● **PROBLEM REQUIREMENTS**
For every line in the data below that contains "nivou", copy the line.

#### DATA IN THIS EXERCISE

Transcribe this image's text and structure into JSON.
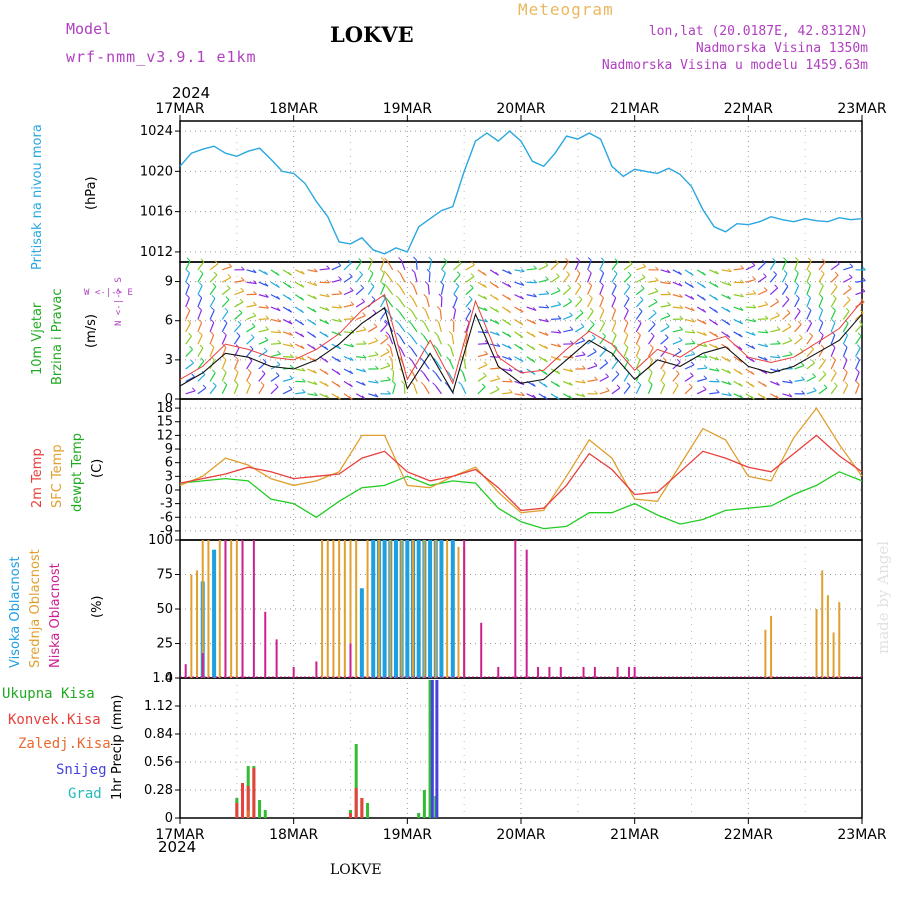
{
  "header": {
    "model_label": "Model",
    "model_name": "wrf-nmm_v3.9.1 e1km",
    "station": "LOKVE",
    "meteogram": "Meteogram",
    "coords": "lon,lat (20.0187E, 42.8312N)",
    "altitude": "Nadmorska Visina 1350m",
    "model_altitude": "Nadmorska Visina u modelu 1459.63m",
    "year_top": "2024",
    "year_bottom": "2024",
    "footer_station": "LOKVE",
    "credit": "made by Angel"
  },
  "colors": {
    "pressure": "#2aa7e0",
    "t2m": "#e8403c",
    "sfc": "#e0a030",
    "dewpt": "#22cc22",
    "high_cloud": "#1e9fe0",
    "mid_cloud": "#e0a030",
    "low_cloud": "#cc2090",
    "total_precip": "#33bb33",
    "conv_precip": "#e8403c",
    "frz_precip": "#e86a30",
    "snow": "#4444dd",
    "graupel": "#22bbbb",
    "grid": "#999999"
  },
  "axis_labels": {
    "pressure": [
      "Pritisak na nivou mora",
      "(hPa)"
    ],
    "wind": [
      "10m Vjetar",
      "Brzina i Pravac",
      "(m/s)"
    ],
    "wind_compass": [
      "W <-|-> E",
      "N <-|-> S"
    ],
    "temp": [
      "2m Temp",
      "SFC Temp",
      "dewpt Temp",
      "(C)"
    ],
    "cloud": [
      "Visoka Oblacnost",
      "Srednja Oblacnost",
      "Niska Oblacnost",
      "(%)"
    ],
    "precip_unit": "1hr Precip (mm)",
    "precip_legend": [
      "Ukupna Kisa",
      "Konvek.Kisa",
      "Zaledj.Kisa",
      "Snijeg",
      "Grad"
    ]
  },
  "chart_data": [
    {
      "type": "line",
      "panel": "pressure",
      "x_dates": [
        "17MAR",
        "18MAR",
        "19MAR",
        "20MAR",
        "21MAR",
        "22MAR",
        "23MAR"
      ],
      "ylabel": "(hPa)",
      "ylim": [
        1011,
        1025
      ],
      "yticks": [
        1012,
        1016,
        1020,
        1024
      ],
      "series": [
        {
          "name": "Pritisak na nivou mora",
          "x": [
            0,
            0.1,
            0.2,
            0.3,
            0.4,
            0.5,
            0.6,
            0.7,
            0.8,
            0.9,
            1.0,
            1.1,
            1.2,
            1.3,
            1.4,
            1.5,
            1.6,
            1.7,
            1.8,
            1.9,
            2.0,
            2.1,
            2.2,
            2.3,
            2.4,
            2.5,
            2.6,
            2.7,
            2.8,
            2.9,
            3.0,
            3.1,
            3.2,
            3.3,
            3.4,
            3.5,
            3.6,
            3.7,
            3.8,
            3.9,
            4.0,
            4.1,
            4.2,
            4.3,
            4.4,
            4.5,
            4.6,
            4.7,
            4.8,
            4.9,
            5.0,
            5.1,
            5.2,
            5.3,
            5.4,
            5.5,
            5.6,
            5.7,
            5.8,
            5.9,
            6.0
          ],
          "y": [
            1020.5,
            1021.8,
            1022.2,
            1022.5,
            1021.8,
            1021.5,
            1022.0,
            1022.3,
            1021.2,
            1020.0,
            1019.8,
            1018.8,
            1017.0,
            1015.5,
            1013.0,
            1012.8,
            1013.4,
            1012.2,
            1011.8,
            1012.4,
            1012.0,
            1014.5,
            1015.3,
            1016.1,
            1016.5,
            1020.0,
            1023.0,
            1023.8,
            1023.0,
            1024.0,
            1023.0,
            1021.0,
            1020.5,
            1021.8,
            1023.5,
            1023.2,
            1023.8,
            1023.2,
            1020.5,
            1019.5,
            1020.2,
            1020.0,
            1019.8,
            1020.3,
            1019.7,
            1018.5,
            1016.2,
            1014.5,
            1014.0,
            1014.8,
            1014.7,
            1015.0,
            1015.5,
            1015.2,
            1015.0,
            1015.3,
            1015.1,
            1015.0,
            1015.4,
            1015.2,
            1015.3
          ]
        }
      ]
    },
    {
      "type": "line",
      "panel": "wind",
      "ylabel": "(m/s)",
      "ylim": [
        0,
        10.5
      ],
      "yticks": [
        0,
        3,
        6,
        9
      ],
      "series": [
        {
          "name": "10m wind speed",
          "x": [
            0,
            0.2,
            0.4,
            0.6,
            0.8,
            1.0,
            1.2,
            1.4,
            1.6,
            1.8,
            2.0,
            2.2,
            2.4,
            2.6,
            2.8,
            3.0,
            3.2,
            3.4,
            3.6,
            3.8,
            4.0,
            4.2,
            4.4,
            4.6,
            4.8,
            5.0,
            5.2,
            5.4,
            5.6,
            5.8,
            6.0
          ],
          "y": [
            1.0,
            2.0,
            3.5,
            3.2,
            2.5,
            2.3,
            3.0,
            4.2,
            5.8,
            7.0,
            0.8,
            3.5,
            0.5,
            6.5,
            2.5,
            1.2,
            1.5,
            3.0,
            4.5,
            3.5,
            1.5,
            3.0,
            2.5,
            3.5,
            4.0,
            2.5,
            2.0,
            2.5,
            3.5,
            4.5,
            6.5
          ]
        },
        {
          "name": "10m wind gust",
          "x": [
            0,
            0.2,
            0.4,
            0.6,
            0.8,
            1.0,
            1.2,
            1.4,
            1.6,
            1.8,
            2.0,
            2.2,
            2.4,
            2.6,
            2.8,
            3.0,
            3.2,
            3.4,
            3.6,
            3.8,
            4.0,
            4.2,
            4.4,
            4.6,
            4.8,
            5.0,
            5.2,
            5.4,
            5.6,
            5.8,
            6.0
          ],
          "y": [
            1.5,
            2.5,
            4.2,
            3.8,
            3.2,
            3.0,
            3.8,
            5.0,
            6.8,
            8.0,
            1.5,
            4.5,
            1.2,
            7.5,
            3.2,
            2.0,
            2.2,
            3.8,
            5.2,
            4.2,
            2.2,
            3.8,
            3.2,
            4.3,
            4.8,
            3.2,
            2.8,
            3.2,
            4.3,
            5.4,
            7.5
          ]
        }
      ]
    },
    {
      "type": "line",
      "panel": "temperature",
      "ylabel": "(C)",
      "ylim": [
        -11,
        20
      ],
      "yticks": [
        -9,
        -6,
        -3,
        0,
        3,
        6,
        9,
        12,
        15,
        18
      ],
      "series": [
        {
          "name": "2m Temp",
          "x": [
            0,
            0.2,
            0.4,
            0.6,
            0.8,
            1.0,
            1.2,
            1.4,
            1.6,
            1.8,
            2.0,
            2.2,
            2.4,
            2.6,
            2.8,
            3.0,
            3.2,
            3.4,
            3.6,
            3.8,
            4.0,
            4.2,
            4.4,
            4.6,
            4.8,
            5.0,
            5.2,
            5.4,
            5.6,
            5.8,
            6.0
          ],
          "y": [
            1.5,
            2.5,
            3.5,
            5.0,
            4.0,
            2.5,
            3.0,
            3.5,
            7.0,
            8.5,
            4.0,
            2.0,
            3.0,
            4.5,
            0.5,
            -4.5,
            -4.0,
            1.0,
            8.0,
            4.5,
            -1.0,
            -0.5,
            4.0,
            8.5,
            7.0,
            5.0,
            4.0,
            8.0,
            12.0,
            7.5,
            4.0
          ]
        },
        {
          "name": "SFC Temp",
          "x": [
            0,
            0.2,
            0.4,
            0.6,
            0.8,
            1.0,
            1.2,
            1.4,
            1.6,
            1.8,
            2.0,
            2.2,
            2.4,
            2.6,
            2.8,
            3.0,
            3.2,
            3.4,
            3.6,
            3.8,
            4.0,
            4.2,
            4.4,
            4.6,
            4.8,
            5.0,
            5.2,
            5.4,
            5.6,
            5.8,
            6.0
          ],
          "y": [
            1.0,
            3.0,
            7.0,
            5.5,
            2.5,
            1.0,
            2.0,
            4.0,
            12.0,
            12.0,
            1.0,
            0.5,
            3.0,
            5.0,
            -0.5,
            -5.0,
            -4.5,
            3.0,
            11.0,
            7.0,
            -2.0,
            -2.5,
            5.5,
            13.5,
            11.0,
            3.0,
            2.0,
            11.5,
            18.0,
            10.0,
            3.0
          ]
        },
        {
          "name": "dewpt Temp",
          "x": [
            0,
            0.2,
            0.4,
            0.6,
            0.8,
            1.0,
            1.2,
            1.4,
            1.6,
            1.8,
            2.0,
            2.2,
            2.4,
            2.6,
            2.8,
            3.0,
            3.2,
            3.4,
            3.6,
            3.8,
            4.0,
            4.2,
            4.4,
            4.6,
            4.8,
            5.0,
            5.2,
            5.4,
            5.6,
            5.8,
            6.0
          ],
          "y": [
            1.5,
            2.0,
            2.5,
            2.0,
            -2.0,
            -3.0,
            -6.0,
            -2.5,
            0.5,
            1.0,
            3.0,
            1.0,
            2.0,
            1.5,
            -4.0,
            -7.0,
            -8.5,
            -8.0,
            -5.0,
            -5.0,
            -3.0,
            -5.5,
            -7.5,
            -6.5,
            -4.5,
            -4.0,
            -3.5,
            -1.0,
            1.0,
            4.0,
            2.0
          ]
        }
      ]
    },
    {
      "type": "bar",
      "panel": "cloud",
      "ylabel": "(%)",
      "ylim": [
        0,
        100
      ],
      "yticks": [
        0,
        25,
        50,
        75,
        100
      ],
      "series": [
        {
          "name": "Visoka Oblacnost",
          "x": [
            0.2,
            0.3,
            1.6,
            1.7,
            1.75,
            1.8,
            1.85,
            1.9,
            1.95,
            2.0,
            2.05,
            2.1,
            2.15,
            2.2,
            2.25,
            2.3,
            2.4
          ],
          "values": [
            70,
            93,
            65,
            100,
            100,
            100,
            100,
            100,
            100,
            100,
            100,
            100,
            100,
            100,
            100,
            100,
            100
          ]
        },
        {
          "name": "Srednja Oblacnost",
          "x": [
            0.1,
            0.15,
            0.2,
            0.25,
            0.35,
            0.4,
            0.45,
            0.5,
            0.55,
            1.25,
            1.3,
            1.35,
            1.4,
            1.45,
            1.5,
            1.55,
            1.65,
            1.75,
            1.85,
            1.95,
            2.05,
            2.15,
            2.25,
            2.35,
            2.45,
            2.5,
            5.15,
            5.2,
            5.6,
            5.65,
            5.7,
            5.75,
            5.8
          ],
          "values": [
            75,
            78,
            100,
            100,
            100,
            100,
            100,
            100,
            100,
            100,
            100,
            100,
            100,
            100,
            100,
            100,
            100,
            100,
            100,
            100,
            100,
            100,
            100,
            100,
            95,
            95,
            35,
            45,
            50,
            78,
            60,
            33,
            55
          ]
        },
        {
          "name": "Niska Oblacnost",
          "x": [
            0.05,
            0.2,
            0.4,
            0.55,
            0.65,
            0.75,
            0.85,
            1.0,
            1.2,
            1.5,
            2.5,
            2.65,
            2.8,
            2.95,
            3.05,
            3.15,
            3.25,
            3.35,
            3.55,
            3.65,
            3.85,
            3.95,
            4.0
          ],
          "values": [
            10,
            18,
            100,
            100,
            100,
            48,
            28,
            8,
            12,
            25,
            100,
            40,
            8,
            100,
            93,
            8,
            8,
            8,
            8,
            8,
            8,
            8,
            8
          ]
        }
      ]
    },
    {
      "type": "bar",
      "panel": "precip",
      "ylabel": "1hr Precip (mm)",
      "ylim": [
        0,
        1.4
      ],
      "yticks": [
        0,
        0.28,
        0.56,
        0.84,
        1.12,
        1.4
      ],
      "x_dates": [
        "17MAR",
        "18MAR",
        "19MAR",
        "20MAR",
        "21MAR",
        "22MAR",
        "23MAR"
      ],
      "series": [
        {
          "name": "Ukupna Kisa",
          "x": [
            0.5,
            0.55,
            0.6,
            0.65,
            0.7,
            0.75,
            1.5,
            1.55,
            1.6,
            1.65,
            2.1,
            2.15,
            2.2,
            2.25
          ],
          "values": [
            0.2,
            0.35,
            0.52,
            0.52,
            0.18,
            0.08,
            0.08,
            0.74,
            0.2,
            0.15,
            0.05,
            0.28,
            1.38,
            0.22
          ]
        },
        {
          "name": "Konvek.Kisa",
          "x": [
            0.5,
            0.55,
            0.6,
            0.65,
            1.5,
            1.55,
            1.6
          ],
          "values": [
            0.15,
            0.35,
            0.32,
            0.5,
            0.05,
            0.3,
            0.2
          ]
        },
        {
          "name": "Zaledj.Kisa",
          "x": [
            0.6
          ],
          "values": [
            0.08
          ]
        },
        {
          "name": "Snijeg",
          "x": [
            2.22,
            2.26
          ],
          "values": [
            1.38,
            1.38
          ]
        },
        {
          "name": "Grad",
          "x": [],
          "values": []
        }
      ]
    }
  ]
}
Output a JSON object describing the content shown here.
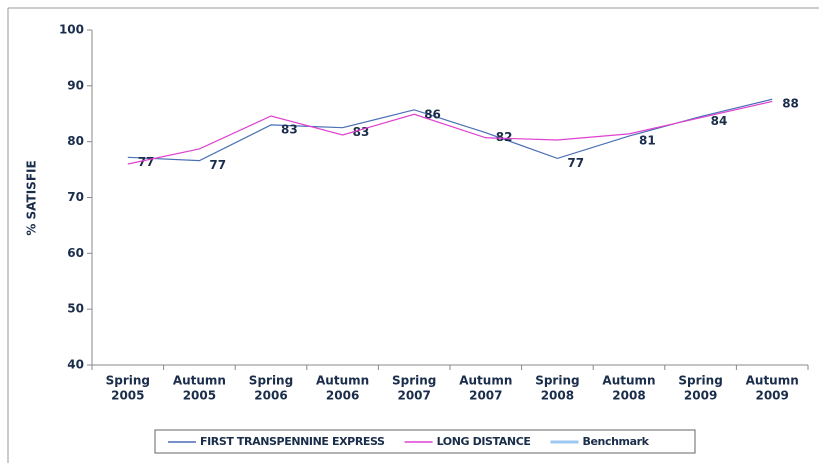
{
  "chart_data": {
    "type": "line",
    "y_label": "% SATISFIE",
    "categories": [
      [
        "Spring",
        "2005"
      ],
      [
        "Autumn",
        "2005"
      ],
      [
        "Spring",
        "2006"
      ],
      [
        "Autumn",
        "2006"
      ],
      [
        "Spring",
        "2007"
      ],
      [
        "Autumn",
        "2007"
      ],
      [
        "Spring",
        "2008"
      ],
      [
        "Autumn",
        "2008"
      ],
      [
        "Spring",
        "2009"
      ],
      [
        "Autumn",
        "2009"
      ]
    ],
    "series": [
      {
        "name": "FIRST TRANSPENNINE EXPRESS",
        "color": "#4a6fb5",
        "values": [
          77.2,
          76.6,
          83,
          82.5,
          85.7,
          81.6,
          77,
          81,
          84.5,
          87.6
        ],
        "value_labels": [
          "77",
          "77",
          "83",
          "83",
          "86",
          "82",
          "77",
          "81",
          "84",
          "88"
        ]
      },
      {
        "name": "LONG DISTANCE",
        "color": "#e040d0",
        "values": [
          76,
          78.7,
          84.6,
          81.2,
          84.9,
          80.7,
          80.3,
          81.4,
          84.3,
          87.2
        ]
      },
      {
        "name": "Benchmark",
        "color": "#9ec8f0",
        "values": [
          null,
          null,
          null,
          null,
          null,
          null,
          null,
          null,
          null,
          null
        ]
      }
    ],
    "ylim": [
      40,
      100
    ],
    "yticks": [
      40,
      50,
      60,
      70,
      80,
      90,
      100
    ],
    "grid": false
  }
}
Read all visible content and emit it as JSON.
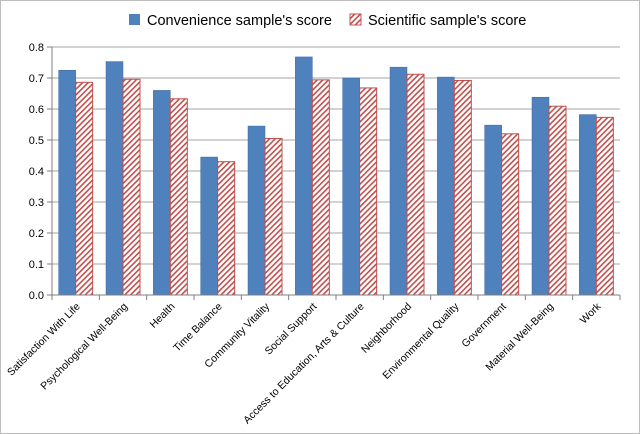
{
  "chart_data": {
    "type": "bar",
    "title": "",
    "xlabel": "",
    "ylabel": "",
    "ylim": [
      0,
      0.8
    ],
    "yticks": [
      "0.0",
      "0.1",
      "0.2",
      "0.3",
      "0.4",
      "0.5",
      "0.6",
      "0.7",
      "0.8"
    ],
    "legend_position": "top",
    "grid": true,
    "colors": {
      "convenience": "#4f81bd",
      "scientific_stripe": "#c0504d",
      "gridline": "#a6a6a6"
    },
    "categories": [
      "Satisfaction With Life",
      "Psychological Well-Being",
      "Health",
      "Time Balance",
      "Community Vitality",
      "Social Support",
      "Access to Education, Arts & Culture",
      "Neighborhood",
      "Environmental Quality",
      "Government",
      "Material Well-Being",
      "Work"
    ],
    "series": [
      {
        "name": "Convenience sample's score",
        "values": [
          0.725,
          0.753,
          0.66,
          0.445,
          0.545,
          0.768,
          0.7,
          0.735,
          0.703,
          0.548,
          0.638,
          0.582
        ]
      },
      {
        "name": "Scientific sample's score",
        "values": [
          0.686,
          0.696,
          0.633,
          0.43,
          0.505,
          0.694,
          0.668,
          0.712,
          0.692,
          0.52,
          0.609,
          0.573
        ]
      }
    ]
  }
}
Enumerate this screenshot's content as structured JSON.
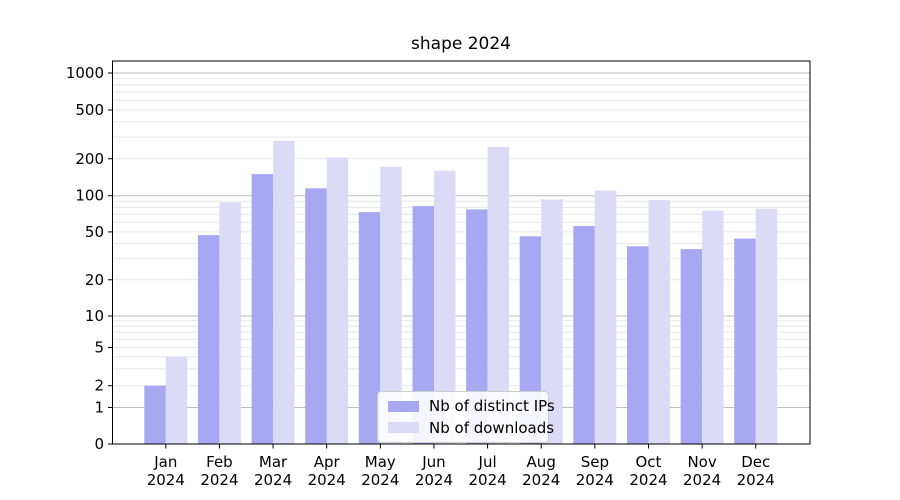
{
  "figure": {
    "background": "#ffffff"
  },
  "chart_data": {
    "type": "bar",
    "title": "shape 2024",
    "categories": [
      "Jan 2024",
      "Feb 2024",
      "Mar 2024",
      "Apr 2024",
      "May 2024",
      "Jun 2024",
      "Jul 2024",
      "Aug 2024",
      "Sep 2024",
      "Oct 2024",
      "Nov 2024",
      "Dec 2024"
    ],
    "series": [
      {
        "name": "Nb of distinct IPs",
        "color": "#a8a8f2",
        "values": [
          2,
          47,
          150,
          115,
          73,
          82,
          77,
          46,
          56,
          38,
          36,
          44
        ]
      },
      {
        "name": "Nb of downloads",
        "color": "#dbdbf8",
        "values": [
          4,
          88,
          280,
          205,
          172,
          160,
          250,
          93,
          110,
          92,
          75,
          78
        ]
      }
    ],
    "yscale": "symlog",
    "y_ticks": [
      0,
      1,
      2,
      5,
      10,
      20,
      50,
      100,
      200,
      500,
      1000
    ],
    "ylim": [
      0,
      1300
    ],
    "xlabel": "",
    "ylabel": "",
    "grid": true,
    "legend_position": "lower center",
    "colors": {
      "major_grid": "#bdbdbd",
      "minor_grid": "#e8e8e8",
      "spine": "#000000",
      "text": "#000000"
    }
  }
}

########

● **COMPLETE RESPONSE**
      "Pritisak na nivou mora",
          "name": "Pritisak na nivou mora",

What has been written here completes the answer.